= 作業指示 =
本文のうち「まぁ、そういうことを証明したい、というのではなく、」を含む語句で始まり「そういう意味で「欲と道連れ」と思っていると、本来のものに力が加わる。」で終わる部分を、「想像力」を「発想」に直して書き出してください。

=== 本文 ===

性能とデザイン いい家大研究

こちら 住まいの雑誌・Replan編集長三木奎吾です 
いい家ってなんだろう、を考え続けます

柳田国男さんとつながるもの

2011年05月28日 06時05分58秒 | Weblog





今回の関西出張の折に
かねてよりの念願であった、わたしの家系伝承の地を見たい、
という思いを一部、叶えることが出来ました。
兵庫県から、広島県に掛けて
長年調べてきていたわが家系の痕跡が残っている場所が点在しています。
まぁ、家系といっても
今日の自身に連なってくる直接のものと、
幾筋か、別れていったそのそれぞれのものに別れます。
概ね、室町の頃からの家系伝承はどうも確からしく思われるのですね。
まぁ、そういうことを証明したい、というのではなく、
それを契機にして、人間の営みの実相を探ってみたい、
変わらない人間の生き様の部分を、追体験したい、という思いです。
そういった思いにしてみると、やはり、自分自身に関係することというのは
興味としては、強い動機になりうる。
なにかを見ても、そういう自己認識を持っていると、
想像力の湧き起こり方が、少し違ってくる。
そういう意味で「欲と道連れ」と思っていると、本来のものに力が加わる。
そんなことを感じながら、歴史的な遺構を見て歩くわけですね。

で、この写真は兵庫県神崎郡の柳田国男さんの生家。
柳田さんは、日本民俗学の創始者というように言われる方です。
この近隣に伝承によるわが家系の家があり、
大庄屋として江戸期を過ごしていたようなのです。
まぁ、こちらは直接のご先祖様ではなく、
戦国の頃に、幾筋かに別れた家系の末裔だといわれているのですが。
で、柳田さんは若い頃に、わが家系の家にあった数百冊の書物を
ずっと読みふけっていられたそうなのです。
その体験が、その後の柳田さんの学業を支えたと言われているのです。
少年・柳田国男さんは、どのように育くまれたのか、
その地域社会のありようとはどんなものだったのか、
瀬戸内海気候の強い陽射しの中で、そんな思いに駆られておりました。

=== 与えられた項目 ===

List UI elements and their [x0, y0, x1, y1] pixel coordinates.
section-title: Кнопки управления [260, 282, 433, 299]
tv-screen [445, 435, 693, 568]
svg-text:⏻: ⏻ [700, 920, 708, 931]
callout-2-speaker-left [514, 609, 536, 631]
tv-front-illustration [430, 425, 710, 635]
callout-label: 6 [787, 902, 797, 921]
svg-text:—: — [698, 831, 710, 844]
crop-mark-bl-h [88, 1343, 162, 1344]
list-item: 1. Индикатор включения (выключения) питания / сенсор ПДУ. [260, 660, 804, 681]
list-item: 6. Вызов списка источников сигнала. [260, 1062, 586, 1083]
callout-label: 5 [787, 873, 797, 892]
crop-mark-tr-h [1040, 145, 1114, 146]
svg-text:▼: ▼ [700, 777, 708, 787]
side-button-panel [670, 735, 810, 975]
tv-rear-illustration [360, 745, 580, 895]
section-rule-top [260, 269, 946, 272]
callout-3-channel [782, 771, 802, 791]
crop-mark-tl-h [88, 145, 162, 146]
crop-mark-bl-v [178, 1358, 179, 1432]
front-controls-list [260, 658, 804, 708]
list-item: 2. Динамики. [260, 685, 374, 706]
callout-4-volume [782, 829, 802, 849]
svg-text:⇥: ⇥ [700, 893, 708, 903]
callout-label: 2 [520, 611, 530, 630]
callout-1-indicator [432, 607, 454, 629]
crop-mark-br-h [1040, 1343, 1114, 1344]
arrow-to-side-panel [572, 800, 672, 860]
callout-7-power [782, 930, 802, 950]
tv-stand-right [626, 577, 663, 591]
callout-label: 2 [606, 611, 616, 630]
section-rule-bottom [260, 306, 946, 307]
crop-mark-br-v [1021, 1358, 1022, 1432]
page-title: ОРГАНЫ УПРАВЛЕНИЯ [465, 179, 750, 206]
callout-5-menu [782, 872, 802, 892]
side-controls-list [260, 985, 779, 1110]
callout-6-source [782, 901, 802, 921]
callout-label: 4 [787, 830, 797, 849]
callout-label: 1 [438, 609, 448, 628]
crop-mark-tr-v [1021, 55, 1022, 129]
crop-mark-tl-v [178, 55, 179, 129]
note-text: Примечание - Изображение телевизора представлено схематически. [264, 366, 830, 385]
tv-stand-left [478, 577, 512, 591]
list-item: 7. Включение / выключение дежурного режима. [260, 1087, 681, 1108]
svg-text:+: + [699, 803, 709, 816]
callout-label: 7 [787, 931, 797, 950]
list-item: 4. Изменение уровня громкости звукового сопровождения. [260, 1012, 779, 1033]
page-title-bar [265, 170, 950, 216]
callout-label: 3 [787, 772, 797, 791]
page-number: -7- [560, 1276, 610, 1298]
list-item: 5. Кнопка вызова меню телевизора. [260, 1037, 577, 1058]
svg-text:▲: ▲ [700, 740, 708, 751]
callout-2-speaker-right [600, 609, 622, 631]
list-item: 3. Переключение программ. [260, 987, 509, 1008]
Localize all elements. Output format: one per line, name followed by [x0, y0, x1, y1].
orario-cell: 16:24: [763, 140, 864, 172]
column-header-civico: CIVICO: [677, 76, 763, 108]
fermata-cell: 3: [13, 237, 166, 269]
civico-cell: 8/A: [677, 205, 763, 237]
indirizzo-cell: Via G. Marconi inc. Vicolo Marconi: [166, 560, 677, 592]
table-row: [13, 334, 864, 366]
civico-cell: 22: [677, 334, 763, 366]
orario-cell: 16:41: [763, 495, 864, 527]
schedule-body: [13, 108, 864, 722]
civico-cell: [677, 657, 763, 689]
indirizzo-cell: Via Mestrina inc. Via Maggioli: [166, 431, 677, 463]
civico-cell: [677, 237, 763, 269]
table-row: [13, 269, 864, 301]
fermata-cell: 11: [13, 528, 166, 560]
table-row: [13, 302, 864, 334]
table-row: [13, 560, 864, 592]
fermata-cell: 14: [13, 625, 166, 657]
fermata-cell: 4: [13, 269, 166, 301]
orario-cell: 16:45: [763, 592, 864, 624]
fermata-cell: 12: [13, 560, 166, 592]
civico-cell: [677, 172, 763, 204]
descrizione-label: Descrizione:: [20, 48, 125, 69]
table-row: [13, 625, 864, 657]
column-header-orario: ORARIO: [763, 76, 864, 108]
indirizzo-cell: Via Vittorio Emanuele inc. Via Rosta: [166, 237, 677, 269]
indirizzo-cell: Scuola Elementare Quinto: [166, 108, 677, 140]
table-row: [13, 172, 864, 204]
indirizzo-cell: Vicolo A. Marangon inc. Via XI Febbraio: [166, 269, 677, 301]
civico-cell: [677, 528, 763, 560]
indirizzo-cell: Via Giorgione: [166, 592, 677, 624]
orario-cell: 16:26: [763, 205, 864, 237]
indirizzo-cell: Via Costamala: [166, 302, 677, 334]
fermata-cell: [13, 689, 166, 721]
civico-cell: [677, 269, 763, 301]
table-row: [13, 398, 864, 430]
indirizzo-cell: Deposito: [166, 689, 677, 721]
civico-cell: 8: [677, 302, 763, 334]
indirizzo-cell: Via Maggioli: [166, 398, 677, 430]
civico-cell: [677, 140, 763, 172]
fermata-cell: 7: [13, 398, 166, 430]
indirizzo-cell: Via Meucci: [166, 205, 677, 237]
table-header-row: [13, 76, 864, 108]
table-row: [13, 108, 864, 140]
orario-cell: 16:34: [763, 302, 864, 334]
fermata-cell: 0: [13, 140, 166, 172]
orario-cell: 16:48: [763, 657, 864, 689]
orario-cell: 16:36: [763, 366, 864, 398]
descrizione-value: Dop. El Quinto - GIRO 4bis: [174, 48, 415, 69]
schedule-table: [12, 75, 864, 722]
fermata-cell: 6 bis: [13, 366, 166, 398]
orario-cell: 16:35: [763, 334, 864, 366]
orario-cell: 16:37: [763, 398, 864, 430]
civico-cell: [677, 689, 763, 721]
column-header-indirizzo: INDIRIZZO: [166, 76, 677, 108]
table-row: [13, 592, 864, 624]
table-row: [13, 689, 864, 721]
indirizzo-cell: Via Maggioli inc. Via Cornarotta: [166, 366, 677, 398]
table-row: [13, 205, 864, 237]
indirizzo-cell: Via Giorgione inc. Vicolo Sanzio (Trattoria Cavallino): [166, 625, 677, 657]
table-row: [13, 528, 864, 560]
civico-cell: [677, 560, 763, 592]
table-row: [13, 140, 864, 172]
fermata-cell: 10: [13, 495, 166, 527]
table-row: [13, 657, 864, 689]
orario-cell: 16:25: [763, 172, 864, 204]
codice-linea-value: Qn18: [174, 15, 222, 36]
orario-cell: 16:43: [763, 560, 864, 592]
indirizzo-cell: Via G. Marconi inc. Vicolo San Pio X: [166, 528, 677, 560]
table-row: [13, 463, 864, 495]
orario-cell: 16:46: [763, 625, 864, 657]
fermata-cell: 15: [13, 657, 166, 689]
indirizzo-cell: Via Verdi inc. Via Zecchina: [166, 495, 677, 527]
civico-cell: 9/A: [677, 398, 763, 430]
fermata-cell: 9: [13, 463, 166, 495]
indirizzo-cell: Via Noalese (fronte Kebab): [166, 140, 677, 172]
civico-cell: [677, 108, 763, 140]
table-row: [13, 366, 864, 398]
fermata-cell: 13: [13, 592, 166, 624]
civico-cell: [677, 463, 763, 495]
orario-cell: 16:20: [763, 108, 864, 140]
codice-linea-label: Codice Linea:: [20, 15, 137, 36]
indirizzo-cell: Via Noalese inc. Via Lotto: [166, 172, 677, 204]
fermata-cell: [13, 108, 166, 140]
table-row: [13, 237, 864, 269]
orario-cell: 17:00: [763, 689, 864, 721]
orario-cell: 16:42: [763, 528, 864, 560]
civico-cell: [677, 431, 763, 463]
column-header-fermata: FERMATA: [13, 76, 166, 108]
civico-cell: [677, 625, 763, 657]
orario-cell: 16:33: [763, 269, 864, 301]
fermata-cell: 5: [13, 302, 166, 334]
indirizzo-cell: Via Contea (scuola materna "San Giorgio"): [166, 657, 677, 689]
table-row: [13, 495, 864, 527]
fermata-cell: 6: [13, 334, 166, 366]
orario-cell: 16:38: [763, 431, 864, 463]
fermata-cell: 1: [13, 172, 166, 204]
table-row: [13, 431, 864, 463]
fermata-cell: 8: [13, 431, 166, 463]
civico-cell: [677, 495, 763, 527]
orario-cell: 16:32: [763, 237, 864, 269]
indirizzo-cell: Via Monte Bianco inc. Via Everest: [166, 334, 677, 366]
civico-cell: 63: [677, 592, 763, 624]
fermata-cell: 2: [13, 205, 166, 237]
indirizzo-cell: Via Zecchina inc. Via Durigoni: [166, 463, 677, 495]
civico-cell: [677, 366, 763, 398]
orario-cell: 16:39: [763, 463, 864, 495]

===

= 仕上げた作業 =
まぁ、そういうことを証明したい、というのではなく、
それを契機にして、人間の営みの実相を探ってみたい、
変わらない人間の生き様の部分を、追体験したい、という思いです。
そういった思いにしてみると、やはり、自分自身に関係することというのは
興味としては、強い動機になりうる。
なにかを見ても、そういう自己認識を持っていると、
発想の湧き起こり方が、少し違ってくる。
そういう意味で「欲と道連れ」と思っていると、本来のものに力が加わる。